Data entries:
>> start

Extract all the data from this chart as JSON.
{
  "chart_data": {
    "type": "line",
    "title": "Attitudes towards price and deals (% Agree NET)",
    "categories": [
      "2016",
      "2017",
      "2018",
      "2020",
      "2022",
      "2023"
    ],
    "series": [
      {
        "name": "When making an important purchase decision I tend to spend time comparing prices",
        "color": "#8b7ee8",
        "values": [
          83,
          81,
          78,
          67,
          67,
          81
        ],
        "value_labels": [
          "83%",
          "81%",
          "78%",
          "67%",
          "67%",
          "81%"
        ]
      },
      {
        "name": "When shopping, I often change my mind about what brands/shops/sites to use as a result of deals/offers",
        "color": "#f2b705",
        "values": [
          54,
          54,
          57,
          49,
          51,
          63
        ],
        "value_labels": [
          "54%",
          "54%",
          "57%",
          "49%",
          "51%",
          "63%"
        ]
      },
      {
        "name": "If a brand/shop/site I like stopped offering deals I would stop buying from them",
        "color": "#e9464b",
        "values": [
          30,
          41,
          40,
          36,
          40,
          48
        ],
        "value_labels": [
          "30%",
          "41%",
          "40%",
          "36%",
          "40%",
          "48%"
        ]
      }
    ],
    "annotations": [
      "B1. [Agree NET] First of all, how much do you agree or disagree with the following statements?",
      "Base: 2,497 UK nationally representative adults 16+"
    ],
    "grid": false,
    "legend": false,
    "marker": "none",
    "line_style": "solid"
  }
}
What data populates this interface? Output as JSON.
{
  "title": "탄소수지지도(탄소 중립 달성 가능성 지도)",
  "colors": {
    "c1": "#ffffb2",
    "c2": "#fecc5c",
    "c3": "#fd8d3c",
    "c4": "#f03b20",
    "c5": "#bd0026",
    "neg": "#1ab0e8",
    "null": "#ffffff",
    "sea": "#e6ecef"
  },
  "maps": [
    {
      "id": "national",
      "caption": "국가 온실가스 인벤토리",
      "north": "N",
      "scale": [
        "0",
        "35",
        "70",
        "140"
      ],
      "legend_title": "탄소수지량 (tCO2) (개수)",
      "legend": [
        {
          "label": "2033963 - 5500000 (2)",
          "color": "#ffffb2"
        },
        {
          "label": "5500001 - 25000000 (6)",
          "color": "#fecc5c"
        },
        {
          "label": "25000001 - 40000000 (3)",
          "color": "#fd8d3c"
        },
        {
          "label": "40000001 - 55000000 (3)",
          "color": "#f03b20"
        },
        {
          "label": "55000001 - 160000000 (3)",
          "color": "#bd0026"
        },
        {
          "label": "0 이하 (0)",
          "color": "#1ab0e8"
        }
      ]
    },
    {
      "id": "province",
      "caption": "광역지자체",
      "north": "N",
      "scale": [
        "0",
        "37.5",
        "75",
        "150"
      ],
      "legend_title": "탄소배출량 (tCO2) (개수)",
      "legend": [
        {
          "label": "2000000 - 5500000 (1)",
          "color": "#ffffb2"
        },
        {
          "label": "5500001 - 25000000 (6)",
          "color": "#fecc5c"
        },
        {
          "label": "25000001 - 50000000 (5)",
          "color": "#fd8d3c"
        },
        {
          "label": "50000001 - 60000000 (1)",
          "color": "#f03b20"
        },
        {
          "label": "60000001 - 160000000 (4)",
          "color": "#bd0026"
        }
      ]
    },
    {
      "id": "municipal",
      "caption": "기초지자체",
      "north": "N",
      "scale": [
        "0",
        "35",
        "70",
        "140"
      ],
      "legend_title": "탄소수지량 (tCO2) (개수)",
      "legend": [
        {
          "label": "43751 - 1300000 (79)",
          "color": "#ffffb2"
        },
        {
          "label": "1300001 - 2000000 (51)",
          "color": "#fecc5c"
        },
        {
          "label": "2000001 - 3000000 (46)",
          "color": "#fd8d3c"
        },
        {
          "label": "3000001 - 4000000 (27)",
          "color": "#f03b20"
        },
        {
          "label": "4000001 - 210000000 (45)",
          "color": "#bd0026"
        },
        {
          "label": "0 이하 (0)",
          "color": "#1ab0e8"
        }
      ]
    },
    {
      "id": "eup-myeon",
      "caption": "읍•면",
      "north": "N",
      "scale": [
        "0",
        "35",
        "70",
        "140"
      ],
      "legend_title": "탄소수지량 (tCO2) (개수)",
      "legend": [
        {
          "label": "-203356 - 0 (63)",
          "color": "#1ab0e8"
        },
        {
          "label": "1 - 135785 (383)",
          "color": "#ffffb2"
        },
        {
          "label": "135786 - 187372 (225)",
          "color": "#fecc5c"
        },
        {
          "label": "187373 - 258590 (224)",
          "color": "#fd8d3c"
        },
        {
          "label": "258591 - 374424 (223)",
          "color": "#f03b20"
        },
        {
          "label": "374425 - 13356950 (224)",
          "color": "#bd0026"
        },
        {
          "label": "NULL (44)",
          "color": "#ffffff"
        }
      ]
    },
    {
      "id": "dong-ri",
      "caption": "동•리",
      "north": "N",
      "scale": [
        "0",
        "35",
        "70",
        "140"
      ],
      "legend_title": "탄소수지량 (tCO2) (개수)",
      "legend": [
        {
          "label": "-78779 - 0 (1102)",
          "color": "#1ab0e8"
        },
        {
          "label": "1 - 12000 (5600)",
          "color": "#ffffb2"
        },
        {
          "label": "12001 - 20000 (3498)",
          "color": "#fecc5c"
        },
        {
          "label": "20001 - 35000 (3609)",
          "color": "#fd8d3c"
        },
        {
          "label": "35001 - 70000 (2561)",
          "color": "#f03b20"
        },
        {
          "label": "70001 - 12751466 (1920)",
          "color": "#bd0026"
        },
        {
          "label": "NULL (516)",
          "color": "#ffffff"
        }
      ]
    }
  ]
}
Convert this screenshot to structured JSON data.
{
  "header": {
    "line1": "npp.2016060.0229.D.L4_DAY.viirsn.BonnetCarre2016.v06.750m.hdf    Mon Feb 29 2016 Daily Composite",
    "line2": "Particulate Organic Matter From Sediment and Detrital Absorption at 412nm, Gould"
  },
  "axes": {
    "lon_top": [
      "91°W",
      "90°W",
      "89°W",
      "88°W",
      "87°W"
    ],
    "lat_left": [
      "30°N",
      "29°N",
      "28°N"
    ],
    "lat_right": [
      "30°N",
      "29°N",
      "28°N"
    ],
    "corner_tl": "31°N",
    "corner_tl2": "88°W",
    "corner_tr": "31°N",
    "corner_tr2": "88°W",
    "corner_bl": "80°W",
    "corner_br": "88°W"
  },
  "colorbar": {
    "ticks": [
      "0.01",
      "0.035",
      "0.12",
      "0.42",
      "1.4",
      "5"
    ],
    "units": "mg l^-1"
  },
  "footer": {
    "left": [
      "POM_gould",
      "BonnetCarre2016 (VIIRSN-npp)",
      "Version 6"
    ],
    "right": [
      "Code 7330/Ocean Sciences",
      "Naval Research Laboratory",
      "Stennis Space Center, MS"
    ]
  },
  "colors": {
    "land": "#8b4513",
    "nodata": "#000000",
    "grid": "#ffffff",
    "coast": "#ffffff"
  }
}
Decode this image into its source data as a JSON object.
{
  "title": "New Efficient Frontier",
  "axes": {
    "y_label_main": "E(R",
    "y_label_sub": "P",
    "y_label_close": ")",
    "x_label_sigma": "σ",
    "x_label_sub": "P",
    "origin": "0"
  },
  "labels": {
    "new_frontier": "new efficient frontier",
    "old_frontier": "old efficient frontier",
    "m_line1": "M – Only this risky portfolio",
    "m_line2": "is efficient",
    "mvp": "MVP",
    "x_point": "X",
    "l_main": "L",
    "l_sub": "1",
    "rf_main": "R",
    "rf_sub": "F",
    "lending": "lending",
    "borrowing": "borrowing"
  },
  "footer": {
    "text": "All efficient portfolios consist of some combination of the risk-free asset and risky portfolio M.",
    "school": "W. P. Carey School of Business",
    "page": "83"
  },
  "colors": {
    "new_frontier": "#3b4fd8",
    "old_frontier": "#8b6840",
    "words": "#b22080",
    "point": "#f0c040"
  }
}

>> end

WRITTEN REQUEST:
Examine the listing and say how many of its lines contain the string "this". Give the number alone.

WRITTEN ANSWER:
5